#### TASK MATERIAL:
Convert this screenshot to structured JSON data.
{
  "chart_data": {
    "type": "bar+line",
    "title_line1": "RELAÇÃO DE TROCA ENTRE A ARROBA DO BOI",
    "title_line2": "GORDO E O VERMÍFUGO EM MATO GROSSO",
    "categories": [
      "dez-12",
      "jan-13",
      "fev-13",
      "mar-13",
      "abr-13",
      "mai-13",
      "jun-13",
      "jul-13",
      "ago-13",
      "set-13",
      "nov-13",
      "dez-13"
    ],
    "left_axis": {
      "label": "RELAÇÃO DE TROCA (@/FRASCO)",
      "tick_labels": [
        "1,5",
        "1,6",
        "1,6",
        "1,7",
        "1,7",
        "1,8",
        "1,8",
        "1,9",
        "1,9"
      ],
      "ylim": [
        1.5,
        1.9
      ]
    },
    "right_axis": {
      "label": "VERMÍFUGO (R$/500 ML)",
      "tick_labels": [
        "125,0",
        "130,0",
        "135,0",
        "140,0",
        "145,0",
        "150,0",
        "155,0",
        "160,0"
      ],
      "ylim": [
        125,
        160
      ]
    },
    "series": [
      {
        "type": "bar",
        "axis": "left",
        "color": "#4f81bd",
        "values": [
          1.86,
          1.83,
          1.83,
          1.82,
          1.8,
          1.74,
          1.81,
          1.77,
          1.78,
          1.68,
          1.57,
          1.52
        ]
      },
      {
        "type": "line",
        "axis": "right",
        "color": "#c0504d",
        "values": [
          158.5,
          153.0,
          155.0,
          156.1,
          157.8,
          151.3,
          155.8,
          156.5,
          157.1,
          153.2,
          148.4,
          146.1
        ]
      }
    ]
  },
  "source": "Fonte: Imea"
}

#### EXERCISE GOAL:
Copy each record from above without leaving any out.

#### TASK ANSWER:
Convert this screenshot to structured JSON data.
{
  "chart_data": {
    "type": "bar+line",
    "title_line1": "RELAÇÃO DE TROCA ENTRE A ARROBA DO BOI",
    "title_line2": "GORDO E O VERMÍFUGO EM MATO GROSSO",
    "categories": [
      "dez-12",
      "jan-13",
      "fev-13",
      "mar-13",
      "abr-13",
      "mai-13",
      "jun-13",
      "jul-13",
      "ago-13",
      "set-13",
      "nov-13",
      "dez-13"
    ],
    "left_axis": {
      "label": "RELAÇÃO DE TROCA (@/FRASCO)",
      "tick_labels": [
        "1,5",
        "1,6",
        "1,6",
        "1,7",
        "1,7",
        "1,8",
        "1,8",
        "1,9",
        "1,9"
      ],
      "ylim": [
        1.5,
        1.9
      ]
    },
    "right_axis": {
      "label": "VERMÍFUGO (R$/500 ML)",
      "tick_labels": [
        "125,0",
        "130,0",
        "135,0",
        "140,0",
        "145,0",
        "150,0",
        "155,0",
        "160,0"
      ],
      "ylim": [
        125,
        160
      ]
    },
    "series": [
      {
        "type": "bar",
        "axis": "left",
        "color": "#4f81bd",
        "values": [
          1.86,
          1.83,
          1.83,
          1.82,
          1.8,
          1.74,
          1.81,
          1.77,
          1.78,
          1.68,
          1.57,
          1.52
        ]
      },
      {
        "type": "line",
        "axis": "right",
        "color": "#c0504d",
        "values": [
          158.5,
          153.0,
          155.0,
          156.1,
          157.8,
          151.3,
          155.8,
          156.5,
          157.1,
          153.2,
          148.4,
          146.1
        ]
      }
    ]
  },
  "source": "Fonte: Imea"
}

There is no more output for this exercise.